The request:
Reproduce every line in the listing that contains the word "Freshwater".

Stored data:
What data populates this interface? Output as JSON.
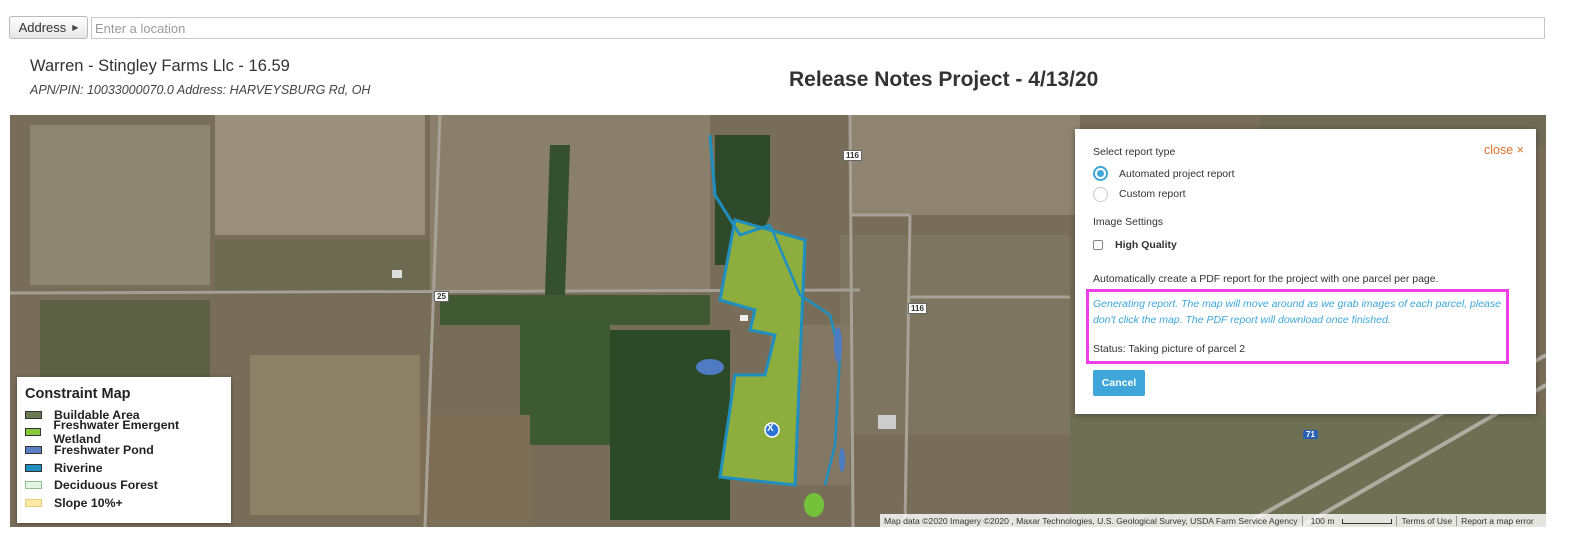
{
  "address": {
    "button_label": "Address",
    "placeholder": "Enter a location",
    "value": ""
  },
  "parcel": {
    "title": "Warren - Stingley Farms Llc - 16.59",
    "subtitle": "APN/PIN: 10033000070.0 Address: HARVEYSBURG Rd, OH"
  },
  "project_title": "Release Notes Project - 4/13/20",
  "map": {
    "road_labels": [
      "116",
      "25",
      "116",
      "71"
    ],
    "parcel_marker": "X"
  },
  "legend": {
    "title": "Constraint Map",
    "items": [
      {
        "label": "Buildable Area",
        "color": "#6b7a52"
      },
      {
        "label": "Freshwater Emergent Wetland",
        "color": "#8dc63f"
      },
      {
        "label": "Freshwater Pond",
        "color": "#5b7fc4"
      },
      {
        "label": "Riverine",
        "color": "#1f8fbf"
      },
      {
        "label": "Deciduous Forest",
        "color": "#e3f5e3"
      },
      {
        "label": "Slope 10%+",
        "color": "#fbe9a6"
      }
    ]
  },
  "dialog": {
    "close_label": "close ×",
    "report_type_label": "Select report type",
    "options": [
      {
        "label": "Automated project report",
        "selected": true
      },
      {
        "label": "Custom report",
        "selected": false
      }
    ],
    "image_settings_label": "Image Settings",
    "high_quality_label": "High Quality",
    "description": "Automatically create a PDF report for the project with one parcel per page.",
    "generating_message": "Generating report. The map will move around as we grab images of each parcel, please don't click the map. The PDF report will download once finished.",
    "status": "Status: Taking picture of parcel 2",
    "cancel_label": "Cancel",
    "accent_color": "#3ea6d8",
    "highlight_color": "#ee3ee8"
  },
  "attribution": {
    "map_data": "Map data ©2020 Imagery ©2020 , Maxar Technologies, U.S. Geological Survey, USDA Farm Service Agency",
    "scale": "100 m",
    "terms": "Terms of Use",
    "report_error": "Report a map error"
  }
}
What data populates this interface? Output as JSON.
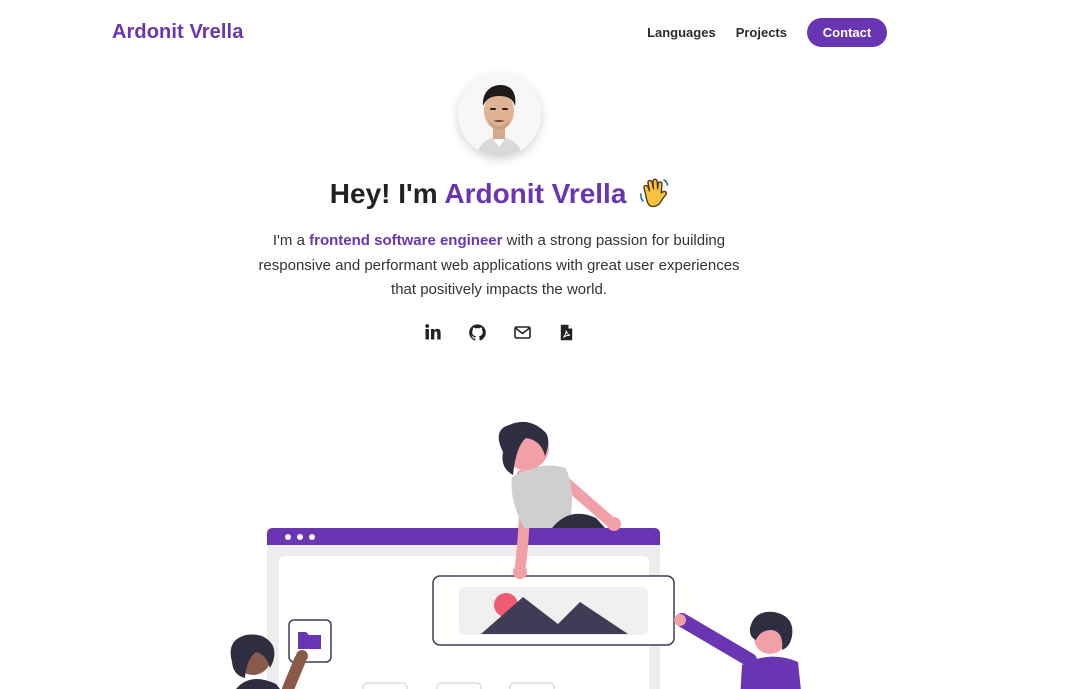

Exercise solution:
        "label": "Freshwater Emergent Wetland",
        "label": "Freshwater Pond",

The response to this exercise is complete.